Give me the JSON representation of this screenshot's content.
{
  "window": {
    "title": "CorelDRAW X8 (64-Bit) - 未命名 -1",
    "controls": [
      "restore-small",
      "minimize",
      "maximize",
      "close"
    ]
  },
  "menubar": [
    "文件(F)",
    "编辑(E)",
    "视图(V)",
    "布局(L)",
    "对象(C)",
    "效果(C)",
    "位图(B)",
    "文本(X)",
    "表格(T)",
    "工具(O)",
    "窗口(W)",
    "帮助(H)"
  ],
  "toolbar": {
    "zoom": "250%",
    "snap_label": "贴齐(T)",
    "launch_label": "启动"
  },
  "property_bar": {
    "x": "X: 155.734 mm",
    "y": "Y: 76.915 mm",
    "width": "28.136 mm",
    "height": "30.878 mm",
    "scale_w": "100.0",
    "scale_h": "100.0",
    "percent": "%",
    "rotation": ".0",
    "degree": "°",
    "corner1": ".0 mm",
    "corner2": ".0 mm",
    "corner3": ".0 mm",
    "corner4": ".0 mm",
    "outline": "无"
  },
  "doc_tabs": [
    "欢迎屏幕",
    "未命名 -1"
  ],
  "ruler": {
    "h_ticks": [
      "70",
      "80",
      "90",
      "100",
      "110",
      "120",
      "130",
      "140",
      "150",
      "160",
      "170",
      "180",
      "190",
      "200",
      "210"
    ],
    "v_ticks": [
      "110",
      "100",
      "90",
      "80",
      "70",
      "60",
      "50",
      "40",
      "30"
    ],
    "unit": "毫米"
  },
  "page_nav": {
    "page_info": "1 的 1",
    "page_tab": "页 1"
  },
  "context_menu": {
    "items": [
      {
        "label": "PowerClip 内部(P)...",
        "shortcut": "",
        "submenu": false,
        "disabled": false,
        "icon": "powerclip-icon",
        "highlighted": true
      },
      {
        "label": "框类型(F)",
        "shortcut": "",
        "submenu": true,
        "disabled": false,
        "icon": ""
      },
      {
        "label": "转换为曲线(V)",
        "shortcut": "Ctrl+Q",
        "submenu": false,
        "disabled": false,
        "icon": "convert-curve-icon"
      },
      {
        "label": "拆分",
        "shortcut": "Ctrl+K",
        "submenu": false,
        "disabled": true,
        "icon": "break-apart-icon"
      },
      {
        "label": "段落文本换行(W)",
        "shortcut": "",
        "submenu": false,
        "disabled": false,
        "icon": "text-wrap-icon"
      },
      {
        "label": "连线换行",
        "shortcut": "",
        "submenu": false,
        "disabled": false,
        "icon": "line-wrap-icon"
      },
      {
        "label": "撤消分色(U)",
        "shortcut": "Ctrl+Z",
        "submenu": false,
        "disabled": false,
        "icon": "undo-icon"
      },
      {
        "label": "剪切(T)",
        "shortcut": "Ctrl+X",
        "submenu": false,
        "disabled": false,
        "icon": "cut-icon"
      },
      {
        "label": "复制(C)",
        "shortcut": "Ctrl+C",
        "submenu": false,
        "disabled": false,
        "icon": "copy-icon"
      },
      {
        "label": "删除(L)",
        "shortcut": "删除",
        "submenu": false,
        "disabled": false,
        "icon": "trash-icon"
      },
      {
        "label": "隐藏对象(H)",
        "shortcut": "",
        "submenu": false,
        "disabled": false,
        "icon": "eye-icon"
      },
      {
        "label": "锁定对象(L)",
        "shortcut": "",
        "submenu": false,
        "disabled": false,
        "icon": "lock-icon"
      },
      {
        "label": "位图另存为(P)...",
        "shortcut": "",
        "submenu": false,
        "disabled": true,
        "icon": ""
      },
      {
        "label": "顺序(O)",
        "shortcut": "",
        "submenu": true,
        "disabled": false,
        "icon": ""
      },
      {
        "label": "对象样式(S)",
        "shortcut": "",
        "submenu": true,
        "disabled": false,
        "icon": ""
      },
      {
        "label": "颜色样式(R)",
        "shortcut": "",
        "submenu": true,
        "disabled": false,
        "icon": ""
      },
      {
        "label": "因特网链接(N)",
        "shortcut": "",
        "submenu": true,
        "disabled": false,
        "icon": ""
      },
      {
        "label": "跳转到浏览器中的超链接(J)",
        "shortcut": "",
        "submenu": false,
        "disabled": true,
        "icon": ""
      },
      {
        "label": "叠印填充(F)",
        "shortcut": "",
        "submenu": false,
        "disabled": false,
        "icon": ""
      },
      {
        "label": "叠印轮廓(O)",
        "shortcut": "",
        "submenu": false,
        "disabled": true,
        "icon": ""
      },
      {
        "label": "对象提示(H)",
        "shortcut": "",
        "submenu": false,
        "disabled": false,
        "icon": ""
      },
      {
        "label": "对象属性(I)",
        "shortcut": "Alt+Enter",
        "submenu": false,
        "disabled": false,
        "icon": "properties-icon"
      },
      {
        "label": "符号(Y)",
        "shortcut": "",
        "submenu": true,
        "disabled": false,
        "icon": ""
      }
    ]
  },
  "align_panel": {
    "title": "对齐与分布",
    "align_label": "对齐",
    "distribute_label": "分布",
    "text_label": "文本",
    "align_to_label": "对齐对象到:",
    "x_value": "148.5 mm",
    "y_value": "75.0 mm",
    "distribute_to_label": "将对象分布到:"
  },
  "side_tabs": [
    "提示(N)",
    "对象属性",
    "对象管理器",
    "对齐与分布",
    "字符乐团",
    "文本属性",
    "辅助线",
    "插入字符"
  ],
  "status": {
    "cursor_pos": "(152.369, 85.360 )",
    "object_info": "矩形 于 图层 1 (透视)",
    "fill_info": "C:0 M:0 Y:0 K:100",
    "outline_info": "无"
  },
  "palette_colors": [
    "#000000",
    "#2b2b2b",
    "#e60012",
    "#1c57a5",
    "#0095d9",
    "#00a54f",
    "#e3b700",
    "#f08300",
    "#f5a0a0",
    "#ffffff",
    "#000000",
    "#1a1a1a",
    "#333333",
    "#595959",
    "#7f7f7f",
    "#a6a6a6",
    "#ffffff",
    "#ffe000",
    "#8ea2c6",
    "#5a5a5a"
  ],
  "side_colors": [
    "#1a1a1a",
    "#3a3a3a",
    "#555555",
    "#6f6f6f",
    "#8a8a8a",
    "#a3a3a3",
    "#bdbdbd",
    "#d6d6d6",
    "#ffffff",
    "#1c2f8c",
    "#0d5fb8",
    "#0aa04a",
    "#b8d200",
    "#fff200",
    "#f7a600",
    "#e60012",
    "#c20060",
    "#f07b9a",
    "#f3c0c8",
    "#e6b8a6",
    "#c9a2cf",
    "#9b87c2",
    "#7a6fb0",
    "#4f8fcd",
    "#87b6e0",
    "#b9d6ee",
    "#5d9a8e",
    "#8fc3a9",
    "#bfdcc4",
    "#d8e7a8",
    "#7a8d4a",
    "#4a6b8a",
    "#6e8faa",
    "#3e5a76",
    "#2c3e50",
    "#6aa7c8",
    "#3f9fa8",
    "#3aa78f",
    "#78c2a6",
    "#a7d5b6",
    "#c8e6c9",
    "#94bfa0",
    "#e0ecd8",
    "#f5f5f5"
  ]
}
--
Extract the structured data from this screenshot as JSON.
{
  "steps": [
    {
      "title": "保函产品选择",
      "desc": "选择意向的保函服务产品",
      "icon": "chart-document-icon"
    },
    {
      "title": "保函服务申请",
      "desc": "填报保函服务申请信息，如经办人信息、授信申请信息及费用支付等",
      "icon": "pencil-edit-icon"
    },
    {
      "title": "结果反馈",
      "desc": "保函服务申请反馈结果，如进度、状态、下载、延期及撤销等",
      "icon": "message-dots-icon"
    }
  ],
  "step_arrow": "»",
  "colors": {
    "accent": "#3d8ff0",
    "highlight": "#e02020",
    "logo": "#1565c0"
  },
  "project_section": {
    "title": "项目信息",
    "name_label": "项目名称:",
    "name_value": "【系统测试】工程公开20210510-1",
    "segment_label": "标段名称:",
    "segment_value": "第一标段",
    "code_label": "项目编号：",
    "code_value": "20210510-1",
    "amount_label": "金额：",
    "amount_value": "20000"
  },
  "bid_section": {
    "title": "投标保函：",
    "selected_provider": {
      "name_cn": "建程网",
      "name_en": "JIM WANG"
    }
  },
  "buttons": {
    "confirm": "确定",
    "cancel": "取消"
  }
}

Exercise instructions ::
Output nothing but the number of lines in the data containing the string "desc".

The reply ::
3